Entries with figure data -
□ □ □ □ □ □ □
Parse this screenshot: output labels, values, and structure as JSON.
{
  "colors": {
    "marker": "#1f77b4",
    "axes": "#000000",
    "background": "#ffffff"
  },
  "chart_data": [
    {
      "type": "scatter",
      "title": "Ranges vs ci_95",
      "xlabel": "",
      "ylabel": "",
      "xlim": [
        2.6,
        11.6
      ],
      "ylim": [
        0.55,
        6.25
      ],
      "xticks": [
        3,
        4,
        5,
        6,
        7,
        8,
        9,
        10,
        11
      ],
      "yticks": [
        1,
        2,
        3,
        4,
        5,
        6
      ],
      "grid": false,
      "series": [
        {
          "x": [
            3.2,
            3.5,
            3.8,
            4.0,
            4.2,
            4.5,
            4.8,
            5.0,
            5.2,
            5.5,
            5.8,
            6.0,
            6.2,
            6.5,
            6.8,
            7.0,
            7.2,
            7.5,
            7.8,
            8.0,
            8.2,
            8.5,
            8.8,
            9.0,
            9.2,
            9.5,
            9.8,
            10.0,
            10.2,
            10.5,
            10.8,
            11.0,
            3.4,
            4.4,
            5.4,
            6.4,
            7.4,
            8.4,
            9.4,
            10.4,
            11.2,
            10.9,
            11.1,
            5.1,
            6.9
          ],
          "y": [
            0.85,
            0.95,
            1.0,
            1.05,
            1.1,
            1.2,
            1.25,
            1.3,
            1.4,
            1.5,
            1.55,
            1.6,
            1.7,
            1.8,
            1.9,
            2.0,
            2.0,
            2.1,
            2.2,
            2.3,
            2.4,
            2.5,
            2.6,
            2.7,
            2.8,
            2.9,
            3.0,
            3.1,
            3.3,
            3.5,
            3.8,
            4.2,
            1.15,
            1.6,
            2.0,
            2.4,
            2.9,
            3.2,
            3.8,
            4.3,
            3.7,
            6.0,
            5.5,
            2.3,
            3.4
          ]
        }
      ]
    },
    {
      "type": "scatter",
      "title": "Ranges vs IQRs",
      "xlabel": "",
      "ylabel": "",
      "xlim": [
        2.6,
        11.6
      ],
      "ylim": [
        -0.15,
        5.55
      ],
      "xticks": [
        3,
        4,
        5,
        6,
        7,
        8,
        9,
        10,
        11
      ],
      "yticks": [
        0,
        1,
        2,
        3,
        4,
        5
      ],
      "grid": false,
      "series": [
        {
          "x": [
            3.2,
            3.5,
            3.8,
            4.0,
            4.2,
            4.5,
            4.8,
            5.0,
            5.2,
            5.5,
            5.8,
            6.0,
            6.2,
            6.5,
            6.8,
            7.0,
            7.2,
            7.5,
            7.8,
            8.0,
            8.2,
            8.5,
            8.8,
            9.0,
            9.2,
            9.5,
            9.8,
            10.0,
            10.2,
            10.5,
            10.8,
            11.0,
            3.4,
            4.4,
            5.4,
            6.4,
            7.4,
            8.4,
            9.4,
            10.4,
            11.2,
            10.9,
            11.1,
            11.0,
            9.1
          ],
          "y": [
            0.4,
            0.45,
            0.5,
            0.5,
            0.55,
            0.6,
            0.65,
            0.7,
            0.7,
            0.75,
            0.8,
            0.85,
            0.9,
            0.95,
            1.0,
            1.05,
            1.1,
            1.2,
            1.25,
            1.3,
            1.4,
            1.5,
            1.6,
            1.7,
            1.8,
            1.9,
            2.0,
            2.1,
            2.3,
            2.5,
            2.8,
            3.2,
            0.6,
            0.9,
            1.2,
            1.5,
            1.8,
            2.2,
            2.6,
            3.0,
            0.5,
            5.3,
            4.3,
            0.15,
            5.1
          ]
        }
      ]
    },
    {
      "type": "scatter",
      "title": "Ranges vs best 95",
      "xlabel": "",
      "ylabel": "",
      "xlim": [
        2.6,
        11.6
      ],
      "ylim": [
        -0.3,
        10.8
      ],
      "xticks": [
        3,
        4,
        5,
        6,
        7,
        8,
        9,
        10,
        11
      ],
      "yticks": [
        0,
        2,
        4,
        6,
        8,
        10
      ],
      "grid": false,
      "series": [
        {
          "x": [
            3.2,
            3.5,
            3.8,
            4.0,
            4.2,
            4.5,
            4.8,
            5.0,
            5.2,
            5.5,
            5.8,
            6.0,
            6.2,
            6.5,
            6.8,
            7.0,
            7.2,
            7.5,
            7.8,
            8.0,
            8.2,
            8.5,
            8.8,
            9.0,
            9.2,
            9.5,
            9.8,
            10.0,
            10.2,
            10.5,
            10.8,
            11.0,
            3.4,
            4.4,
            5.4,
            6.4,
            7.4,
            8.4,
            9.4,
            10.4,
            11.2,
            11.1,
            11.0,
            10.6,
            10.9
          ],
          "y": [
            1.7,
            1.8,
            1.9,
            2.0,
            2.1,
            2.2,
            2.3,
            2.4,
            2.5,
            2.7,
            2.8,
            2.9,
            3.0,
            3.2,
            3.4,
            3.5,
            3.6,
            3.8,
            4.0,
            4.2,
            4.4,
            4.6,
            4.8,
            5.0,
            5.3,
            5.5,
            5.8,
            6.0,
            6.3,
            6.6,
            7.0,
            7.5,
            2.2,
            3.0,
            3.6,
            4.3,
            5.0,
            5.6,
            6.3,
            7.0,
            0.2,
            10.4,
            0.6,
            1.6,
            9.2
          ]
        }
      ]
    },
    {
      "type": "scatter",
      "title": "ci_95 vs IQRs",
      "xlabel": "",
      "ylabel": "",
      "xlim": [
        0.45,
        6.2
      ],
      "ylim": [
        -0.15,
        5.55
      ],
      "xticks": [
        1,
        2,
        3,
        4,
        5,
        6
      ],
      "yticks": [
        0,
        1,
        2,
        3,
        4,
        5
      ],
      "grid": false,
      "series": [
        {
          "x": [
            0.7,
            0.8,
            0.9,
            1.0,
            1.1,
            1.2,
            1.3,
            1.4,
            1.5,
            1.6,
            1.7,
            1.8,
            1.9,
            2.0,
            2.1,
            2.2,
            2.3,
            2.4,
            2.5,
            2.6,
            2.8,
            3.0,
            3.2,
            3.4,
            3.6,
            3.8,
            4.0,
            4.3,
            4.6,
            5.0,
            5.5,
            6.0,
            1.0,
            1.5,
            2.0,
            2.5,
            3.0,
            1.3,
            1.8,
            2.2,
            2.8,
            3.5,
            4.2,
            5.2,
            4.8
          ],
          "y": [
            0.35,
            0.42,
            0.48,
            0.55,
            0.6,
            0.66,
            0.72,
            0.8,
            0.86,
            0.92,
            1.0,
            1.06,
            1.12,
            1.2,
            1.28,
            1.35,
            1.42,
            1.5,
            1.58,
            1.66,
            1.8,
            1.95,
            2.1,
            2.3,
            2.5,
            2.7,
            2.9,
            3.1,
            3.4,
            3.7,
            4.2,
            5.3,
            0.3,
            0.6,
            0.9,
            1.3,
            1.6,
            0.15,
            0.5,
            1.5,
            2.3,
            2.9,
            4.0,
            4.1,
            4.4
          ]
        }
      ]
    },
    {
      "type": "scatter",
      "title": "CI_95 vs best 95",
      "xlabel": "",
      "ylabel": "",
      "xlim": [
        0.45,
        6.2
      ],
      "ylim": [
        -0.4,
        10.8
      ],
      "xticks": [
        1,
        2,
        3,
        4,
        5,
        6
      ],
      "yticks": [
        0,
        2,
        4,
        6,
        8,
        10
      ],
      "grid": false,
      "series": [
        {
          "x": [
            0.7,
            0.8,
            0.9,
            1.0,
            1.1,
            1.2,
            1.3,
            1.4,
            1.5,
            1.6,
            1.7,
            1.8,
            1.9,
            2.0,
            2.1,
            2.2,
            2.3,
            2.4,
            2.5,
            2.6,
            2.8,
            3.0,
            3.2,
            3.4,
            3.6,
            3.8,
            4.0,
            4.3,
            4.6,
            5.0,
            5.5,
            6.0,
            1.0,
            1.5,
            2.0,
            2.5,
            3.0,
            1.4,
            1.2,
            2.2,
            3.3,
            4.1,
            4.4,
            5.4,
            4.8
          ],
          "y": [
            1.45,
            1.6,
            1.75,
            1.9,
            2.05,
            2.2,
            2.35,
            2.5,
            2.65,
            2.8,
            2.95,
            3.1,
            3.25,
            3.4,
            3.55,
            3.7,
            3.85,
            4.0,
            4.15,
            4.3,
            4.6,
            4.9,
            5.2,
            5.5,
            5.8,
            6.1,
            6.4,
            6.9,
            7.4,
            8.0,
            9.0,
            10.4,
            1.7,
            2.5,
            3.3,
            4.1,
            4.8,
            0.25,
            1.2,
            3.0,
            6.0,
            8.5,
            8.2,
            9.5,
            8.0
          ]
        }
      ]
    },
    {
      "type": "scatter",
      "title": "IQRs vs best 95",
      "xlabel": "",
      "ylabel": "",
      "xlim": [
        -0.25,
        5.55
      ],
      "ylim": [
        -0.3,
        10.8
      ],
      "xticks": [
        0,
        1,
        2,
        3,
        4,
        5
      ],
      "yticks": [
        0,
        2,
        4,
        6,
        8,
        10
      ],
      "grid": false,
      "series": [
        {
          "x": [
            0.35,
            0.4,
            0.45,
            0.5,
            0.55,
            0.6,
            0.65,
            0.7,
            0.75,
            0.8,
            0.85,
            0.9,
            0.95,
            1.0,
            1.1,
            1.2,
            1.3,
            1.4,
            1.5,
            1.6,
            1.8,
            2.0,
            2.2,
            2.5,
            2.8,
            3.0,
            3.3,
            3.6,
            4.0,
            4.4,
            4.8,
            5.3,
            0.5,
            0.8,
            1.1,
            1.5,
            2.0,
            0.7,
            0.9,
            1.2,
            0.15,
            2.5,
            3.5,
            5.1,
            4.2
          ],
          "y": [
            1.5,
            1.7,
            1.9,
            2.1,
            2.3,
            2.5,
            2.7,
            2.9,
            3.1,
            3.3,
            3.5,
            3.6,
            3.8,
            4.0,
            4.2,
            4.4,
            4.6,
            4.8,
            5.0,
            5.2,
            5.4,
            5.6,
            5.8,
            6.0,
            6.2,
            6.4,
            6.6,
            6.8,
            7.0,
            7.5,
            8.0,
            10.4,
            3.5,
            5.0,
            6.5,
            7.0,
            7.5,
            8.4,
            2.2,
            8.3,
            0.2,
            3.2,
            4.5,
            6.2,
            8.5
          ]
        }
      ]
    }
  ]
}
□ □ □ □ □ □ □
Copy out each line in the listing that has the word "IQRs".

      "title": "Ranges vs IQRs",
      "title": "ci_95 vs IQRs",
      "title": "IQRs vs best 95",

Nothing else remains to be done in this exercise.